Below is a listing. Gather each line of it that contains "phải".

# start of Information supplied

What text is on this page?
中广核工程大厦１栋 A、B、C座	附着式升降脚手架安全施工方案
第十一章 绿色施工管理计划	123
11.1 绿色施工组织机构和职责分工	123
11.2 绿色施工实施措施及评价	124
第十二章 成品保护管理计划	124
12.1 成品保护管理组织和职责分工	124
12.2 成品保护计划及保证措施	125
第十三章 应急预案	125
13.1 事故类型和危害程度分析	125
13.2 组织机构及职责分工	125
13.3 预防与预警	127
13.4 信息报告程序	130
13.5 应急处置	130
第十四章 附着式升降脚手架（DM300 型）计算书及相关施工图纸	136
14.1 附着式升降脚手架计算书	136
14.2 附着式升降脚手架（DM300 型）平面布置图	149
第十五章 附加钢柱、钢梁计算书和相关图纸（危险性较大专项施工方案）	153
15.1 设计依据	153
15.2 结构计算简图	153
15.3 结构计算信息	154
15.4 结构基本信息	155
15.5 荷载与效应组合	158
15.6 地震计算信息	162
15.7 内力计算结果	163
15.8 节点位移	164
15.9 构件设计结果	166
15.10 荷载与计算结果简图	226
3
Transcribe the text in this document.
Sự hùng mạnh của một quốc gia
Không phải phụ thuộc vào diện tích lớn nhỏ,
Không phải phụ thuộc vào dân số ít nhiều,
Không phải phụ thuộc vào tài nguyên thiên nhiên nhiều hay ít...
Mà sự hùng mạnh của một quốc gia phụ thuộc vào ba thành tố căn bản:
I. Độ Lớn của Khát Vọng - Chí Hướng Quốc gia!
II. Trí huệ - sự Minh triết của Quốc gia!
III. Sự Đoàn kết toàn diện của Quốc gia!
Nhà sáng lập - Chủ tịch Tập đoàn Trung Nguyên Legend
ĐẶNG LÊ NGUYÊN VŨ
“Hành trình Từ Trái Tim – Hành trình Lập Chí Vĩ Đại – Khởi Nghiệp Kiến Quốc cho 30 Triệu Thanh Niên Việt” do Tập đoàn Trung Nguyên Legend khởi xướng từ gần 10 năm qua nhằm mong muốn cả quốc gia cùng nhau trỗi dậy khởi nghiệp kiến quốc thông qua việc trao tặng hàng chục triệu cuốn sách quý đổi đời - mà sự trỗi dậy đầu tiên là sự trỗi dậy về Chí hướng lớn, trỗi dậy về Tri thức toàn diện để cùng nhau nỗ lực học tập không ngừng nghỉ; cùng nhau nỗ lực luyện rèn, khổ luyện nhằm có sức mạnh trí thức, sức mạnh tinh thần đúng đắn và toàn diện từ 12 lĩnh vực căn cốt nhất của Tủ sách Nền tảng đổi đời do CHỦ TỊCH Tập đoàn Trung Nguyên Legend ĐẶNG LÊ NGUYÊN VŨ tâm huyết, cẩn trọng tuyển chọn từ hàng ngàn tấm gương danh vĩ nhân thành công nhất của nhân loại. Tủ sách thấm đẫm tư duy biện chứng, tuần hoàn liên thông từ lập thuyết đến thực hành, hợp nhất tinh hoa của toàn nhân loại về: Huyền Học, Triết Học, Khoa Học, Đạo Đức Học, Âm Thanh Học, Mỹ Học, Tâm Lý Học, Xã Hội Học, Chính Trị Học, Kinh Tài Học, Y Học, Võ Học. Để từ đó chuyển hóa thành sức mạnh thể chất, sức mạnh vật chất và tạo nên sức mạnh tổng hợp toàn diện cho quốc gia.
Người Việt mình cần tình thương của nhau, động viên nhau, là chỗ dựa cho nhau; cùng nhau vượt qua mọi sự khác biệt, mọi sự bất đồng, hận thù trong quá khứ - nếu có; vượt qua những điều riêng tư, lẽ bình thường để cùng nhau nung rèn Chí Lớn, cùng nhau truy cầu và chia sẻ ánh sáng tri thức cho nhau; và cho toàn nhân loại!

# end of Information supplied
# start of Information supplied

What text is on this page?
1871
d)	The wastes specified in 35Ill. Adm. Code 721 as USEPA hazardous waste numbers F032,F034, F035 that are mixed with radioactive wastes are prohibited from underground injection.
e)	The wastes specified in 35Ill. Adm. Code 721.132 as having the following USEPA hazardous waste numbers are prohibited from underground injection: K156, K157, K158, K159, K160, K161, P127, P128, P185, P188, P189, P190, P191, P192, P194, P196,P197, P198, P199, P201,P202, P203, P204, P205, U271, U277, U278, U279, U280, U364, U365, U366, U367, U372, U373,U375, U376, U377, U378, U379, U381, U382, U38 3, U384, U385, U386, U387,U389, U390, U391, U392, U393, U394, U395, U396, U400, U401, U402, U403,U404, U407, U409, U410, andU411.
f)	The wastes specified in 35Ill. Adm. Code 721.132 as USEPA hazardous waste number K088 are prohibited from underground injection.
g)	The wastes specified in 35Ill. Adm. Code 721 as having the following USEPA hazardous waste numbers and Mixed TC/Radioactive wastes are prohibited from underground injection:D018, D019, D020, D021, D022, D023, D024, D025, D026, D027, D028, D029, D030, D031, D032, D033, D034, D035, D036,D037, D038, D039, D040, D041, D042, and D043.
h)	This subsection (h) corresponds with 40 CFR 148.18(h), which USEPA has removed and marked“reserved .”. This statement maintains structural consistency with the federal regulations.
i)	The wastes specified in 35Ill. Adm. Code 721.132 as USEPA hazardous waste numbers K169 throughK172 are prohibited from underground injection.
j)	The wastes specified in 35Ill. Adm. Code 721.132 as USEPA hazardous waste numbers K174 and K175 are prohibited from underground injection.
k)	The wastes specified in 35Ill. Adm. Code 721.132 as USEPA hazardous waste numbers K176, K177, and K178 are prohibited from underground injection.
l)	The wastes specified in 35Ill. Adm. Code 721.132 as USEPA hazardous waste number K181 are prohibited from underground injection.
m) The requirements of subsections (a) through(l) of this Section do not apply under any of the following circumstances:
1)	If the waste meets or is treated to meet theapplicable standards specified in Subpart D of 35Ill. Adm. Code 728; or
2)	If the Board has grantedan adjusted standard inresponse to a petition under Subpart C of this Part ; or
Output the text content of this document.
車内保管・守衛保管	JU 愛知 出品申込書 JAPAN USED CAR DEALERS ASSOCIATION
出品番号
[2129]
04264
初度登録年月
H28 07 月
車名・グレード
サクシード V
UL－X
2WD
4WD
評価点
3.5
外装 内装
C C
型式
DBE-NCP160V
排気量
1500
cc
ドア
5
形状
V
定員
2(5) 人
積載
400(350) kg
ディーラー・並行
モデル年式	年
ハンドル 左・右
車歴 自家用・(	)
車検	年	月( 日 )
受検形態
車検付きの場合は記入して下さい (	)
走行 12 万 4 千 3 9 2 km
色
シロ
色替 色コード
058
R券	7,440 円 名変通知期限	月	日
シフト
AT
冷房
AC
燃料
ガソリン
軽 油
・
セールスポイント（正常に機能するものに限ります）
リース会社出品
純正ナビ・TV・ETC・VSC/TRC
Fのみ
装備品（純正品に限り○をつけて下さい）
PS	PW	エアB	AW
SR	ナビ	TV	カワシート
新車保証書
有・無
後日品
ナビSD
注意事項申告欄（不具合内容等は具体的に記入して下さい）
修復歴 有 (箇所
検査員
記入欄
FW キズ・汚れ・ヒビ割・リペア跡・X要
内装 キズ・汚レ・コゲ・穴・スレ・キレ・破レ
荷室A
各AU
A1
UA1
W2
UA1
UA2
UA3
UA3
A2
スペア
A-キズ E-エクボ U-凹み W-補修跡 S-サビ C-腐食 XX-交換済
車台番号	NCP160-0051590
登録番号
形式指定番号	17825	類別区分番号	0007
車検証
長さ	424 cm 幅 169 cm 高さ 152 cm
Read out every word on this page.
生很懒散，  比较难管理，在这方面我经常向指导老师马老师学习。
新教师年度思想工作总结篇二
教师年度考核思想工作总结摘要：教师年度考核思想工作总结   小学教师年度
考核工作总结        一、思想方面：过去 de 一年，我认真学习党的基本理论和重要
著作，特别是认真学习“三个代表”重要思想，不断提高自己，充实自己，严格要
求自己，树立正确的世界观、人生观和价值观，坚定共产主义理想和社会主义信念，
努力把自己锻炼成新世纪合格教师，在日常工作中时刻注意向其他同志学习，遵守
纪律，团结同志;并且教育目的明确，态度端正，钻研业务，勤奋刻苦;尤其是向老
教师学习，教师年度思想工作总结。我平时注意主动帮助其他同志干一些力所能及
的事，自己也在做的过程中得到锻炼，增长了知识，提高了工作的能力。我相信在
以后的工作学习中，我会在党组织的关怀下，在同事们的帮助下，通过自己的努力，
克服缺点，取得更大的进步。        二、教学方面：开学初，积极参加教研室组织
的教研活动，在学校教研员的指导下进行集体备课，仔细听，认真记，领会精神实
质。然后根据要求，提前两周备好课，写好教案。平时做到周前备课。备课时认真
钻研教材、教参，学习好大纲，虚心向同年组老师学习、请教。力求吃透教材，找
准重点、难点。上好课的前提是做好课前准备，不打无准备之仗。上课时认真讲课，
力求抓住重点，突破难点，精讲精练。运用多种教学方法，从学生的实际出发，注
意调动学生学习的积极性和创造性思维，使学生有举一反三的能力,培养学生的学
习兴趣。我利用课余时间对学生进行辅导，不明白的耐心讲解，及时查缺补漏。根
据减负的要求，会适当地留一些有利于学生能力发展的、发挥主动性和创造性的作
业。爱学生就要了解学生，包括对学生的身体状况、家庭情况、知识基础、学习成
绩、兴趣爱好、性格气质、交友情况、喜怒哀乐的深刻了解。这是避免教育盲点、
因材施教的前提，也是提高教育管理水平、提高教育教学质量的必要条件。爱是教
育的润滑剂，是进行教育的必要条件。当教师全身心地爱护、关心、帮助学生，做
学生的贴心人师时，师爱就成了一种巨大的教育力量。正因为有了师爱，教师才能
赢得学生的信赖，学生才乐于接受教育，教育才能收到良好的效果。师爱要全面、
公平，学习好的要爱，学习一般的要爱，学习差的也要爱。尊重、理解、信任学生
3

# end of Information supplied
# start of Information supplied

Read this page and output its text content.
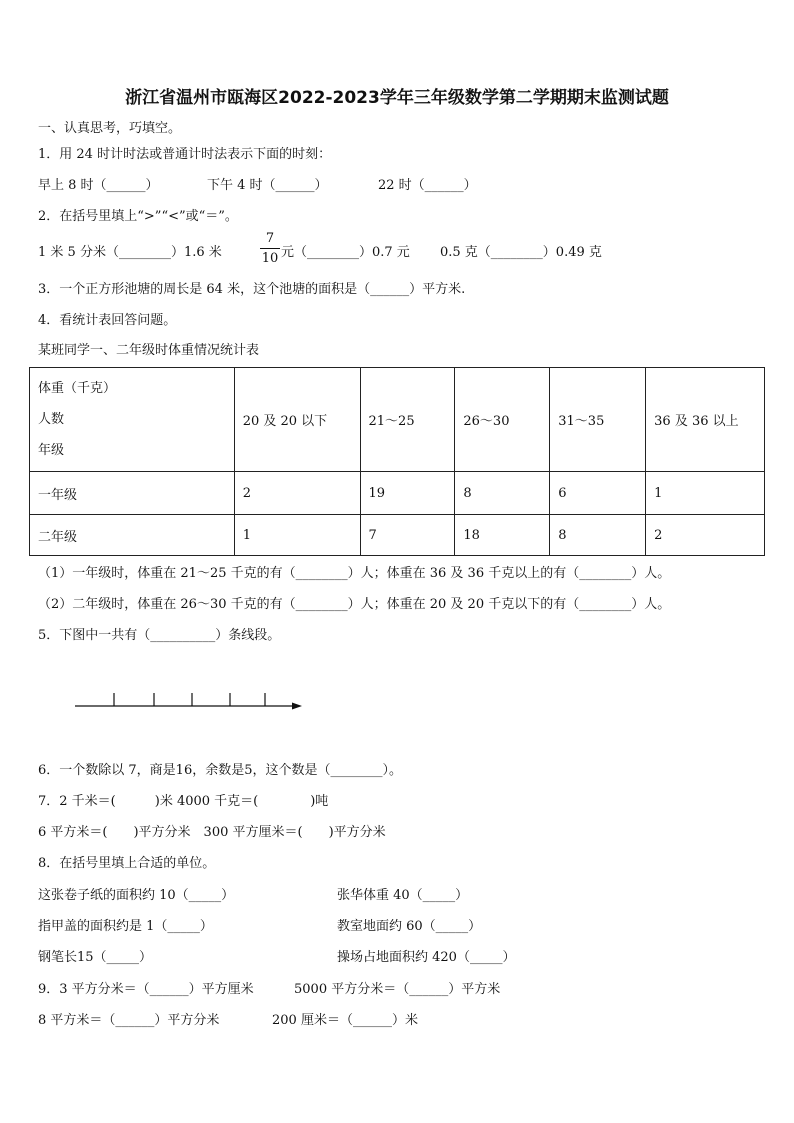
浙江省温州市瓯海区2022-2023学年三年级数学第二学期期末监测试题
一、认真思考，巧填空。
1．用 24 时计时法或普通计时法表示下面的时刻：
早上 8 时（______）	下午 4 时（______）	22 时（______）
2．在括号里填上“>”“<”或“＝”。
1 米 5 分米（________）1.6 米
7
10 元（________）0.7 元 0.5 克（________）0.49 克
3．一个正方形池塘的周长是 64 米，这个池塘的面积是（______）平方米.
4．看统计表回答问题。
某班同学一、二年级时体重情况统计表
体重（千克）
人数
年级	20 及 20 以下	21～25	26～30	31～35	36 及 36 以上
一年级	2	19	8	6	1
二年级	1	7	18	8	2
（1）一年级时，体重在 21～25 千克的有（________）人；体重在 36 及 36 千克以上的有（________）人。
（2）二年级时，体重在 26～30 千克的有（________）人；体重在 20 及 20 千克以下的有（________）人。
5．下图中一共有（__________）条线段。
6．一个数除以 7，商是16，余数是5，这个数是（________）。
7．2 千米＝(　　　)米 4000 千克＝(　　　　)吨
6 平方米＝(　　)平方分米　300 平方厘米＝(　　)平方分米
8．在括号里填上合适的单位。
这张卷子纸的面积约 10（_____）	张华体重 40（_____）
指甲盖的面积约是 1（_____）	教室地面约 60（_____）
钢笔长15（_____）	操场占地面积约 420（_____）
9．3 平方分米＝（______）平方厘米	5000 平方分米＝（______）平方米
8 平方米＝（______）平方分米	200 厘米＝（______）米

# end of Information supplied

● Completed task
Không phải phụ thuộc vào diện tích lớn nhỏ,
Không phải phụ thuộc vào dân số ít nhiều,
Không phải phụ thuộc vào tài nguyên thiên nhiên nhiều hay ít...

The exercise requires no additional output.